### Problem details
Omit the images, then output each of the records below exactly.

### Given records
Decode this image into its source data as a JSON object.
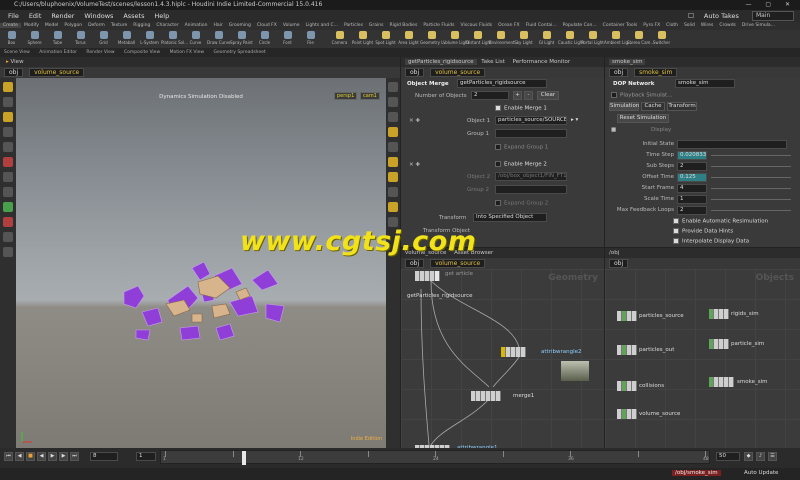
{
  "app": {
    "title": "C:/Users/bluphoenix/VolumeTest/scenes/lesson1.4.3.hiplc - Houdini Indie Limited-Commercial 15.0.416",
    "menu": [
      "File",
      "Edit",
      "Render",
      "Windows",
      "Assets",
      "Help"
    ],
    "auto_takes": "Auto Takes",
    "desktop": "Main"
  },
  "shelf": {
    "tabs": [
      "Create",
      "Modify",
      "Model",
      "Polygon",
      "Deform",
      "Texture",
      "Rigging",
      "Character",
      "Animation",
      "Hair",
      "Grooming",
      "Cloud FX",
      "Volume",
      "Lights and C...",
      "Particles",
      "Grains",
      "Rigid Bodies",
      "Particle Fluids",
      "Viscous Fluids",
      "Ocean FX",
      "Fluid Contai...",
      "Populate Con...",
      "Container Tools",
      "Pyro FX",
      "Cloth",
      "Solid",
      "Wires",
      "Crowds",
      "Drive Simula..."
    ],
    "tools_left": [
      "Box",
      "Sphere",
      "Tube",
      "Torus",
      "Grid",
      "Metaball",
      "L-System",
      "Platonic Sol...",
      "Curve",
      "Draw Curve",
      "Spray Paint",
      "Circle",
      "Font",
      "File"
    ],
    "tools_right": [
      "Camera",
      "Point Light",
      "Spot Light",
      "Area Light",
      "Geometry L...",
      "Volume Light",
      "Distant Light",
      "Environment...",
      "Sky Light",
      "GI Light",
      "Caustic Light",
      "Portal Light",
      "Ambient Lig...",
      "Stereo Cam...",
      "Switcher"
    ]
  },
  "pane_tabs": [
    "Scene View",
    "Animation Editor",
    "Render View",
    "Composite View",
    "Motion FX View",
    "Geometry Spreadsheet"
  ],
  "viewport": {
    "tab": "View",
    "path_obj": "obj",
    "path_node": "volume_source",
    "header": "Dynamics Simulation Disabled",
    "persp": "persp1",
    "cam": "cam1",
    "watermark_corner": "Indie Edition"
  },
  "param_merge": {
    "tab": "getParticles_rigidsource",
    "tab2": "Take List",
    "tab3": "Performance Monitor",
    "path_obj": "obj",
    "path_node": "volume_source",
    "type": "Object Merge",
    "name": "getParticles_rigidsource",
    "num_label": "Number of Objects",
    "num_value": "2",
    "plus": "+",
    "minus": "-",
    "clear": "Clear",
    "enable1": "Enable Merge 1",
    "object1_label": "Object 1",
    "object1_value": "particles_source/SOURCE",
    "group1_label": "Group 1",
    "expand1": "Expand Group 1",
    "enable2": "Enable Merge 2",
    "object2_label": "Object 2",
    "object2_value": "/obj/box_object1/FIN_FT1",
    "group2_label": "Group 2",
    "expand2": "Expand Group 2",
    "transform_label": "Transform",
    "transform_value": "Into Specified Object",
    "transform_obj_label": "Transform Object"
  },
  "param_dop": {
    "tab": "smoke_sim",
    "path_obj": "obj",
    "path_node": "smoke_sim",
    "type": "DOP Network",
    "name": "smoke_sim",
    "playback": "Playback Simulat...",
    "subtabs": [
      "Simulation",
      "Cache",
      "Transform"
    ],
    "reset": "Reset Simulation",
    "display": "Display",
    "rows": [
      {
        "label": "Initial State",
        "value": ""
      },
      {
        "label": "Time Step",
        "value": "0.0208333"
      },
      {
        "label": "Sub Steps",
        "value": "2"
      },
      {
        "label": "Offset Time",
        "value": "0.125"
      },
      {
        "label": "Start Frame",
        "value": "4"
      },
      {
        "label": "Scale Time",
        "value": "1"
      },
      {
        "label": "Max Feedback Loops",
        "value": "2"
      }
    ],
    "checks": [
      "Enable Automatic Resimulation",
      "Provide Data Hints",
      "Interpolate Display Data"
    ]
  },
  "net_left": {
    "tab": "volume_source",
    "tab2": "Asset Browser",
    "path_obj": "obj",
    "path_node": "volume_source",
    "corner": "Geometry",
    "nodes": [
      {
        "label": "getParticles_rigidsource",
        "short": "get article"
      },
      {
        "label": "attribwrangle2"
      },
      {
        "label": "merge1"
      },
      {
        "label": "attribwrangle1"
      }
    ]
  },
  "net_right": {
    "path": "/obj",
    "path_obj": "obj",
    "corner": "Objects",
    "nodes": [
      "particles_source",
      "particles_out",
      "collisions",
      "volume_source",
      "rigids_sim",
      "particle_sim",
      "smoke_sim"
    ]
  },
  "timeline": {
    "frame": "8",
    "start": "1",
    "end": "50",
    "ticks": [
      "1",
      "",
      "12",
      "",
      "24",
      "",
      "36",
      "",
      "48"
    ]
  },
  "status": {
    "path": "/obj/smoke_sim",
    "auto_update": "Auto Update"
  },
  "watermark": "www.cgtsj.com",
  "colors": {
    "accent": "#2f7f86",
    "node_hilite": "#d9b800",
    "selected_node": "#61a35a",
    "particles": "#8f3fd8",
    "mesh": "#d8b48d"
  }
}
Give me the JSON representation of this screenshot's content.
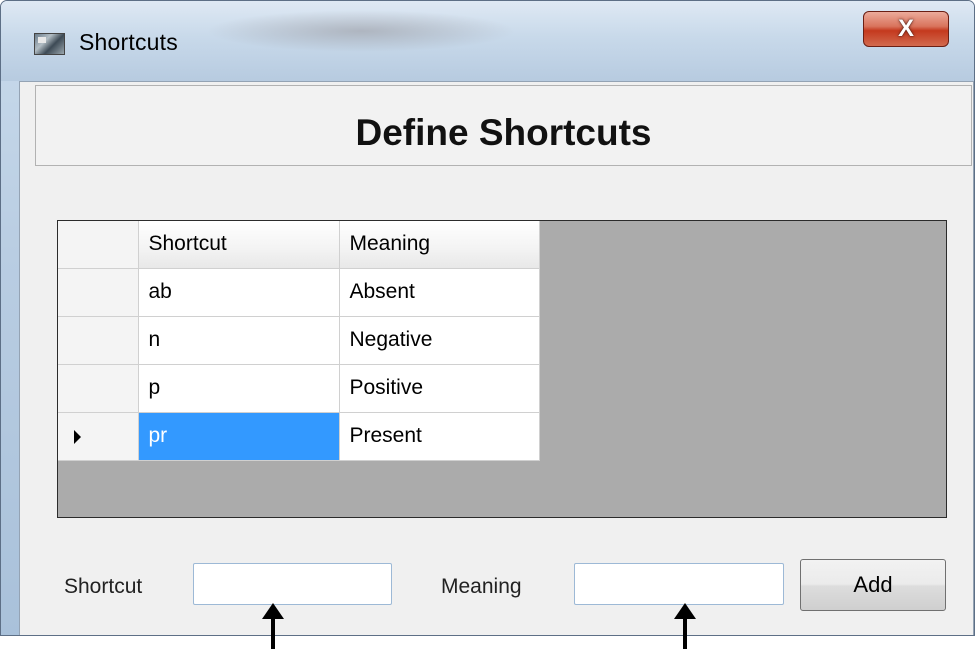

### Task result
Decode this image into its source data as a JSON object.
{
  "app": {
    "title": "C:/Users/bluphoenix/VolumeTest/scenes/lesson1.4.3.hiplc - Houdini Indie Limited-Commercial 15.0.416",
    "menu": [
      "File",
      "Edit",
      "Render",
      "Windows",
      "Assets",
      "Help"
    ],
    "auto_takes": "Auto Takes",
    "desktop": "Main"
  },
  "shelf": {
    "tabs": [
      "Create",
      "Modify",
      "Model",
      "Polygon",
      "Deform",
      "Texture",
      "Rigging",
      "Character",
      "Animation",
      "Hair",
      "Grooming",
      "Cloud FX",
      "Volume",
      "Lights and C...",
      "Particles",
      "Grains",
      "Rigid Bodies",
      "Particle Fluids",
      "Viscous Fluids",
      "Ocean FX",
      "Fluid Contai...",
      "Populate Con...",
      "Container Tools",
      "Pyro FX",
      "Cloth",
      "Solid",
      "Wires",
      "Crowds",
      "Drive Simula..."
    ],
    "tools_left": [
      "Box",
      "Sphere",
      "Tube",
      "Torus",
      "Grid",
      "Metaball",
      "L-System",
      "Platonic Sol...",
      "Curve",
      "Draw Curve",
      "Spray Paint",
      "Circle",
      "Font",
      "File"
    ],
    "tools_right": [
      "Camera",
      "Point Light",
      "Spot Light",
      "Area Light",
      "Geometry L...",
      "Volume Light",
      "Distant Light",
      "Environment...",
      "Sky Light",
      "GI Light",
      "Caustic Light",
      "Portal Light",
      "Ambient Lig...",
      "Stereo Cam...",
      "Switcher"
    ]
  },
  "pane_tabs": [
    "Scene View",
    "Animation Editor",
    "Render View",
    "Composite View",
    "Motion FX View",
    "Geometry Spreadsheet"
  ],
  "viewport": {
    "tab": "View",
    "path_obj": "obj",
    "path_node": "volume_source",
    "header": "Dynamics Simulation Disabled",
    "persp": "persp1",
    "cam": "cam1",
    "watermark_corner": "Indie Edition"
  },
  "param_merge": {
    "tab": "getParticles_rigidsource",
    "tab2": "Take List",
    "tab3": "Performance Monitor",
    "path_obj": "obj",
    "path_node": "volume_source",
    "type": "Object Merge",
    "name": "getParticles_rigidsource",
    "num_label": "Number of Objects",
    "num_value": "2",
    "plus": "+",
    "minus": "-",
    "clear": "Clear",
    "enable1": "Enable Merge 1",
    "object1_label": "Object 1",
    "object1_value": "particles_source/SOURCE",
    "group1_label": "Group 1",
    "expand1": "Expand Group 1",
    "enable2": "Enable Merge 2",
    "object2_label": "Object 2",
    "object2_value": "/obj/box_object1/FIN_FT1",
    "group2_label": "Group 2",
    "expand2": "Expand Group 2",
    "transform_label": "Transform",
    "transform_value": "Into Specified Object",
    "transform_obj_label": "Transform Object"
  },
  "param_dop": {
    "tab": "smoke_sim",
    "path_obj": "obj",
    "path_node": "smoke_sim",
    "type": "DOP Network",
    "name": "smoke_sim",
    "playback": "Playback Simulat...",
    "subtabs": [
      "Simulation",
      "Cache",
      "Transform"
    ],
    "reset": "Reset Simulation",
    "display": "Display",
    "rows": [
      {
        "label": "Initial State",
        "value": ""
      },
      {
        "label": "Time Step",
        "value": "0.0208333"
      },
      {
        "label": "Sub Steps",
        "value": "2"
      },
      {
        "label": "Offset Time",
        "value": "0.125"
      },
      {
        "label": "Start Frame",
        "value": "4"
      },
      {
        "label": "Scale Time",
        "value": "1"
      },
      {
        "label": "Max Feedback Loops",
        "value": "2"
      }
    ],
    "checks": [
      "Enable Automatic Resimulation",
      "Provide Data Hints",
      "Interpolate Display Data"
    ]
  },
  "net_left": {
    "tab": "volume_source",
    "tab2": "Asset Browser",
    "path_obj": "obj",
    "path_node": "volume_source",
    "corner": "Geometry",
    "nodes": [
      {
        "label": "getParticles_rigidsource",
        "short": "get article"
      },
      {
        "label": "attribwrangle2"
      },
      {
        "label": "merge1"
      },
      {
        "label": "attribwrangle1"
      }
    ]
  },
  "net_right": {
    "path": "/obj",
    "path_obj": "obj",
    "corner": "Objects",
    "nodes": [
      "particles_source",
      "particles_out",
      "collisions",
      "volume_source",
      "rigids_sim",
      "particle_sim",
      "smoke_sim"
    ]
  },
  "timeline": {
    "frame": "8",
    "start": "1",
    "end": "50",
    "ticks": [
      "1",
      "",
      "12",
      "",
      "24",
      "",
      "36",
      "",
      "48"
    ]
  },
  "status": {
    "path": "/obj/smoke_sim",
    "auto_update": "Auto Update"
  },
  "watermark": "www.cgtsj.com",
  "colors": {
    "accent": "#2f7f86",
    "node_hilite": "#d9b800",
    "selected_node": "#61a35a",
    "particles": "#8f3fd8",
    "mesh": "#d8b48d"
  }
}
Give me the JSON representation of this screenshot's content.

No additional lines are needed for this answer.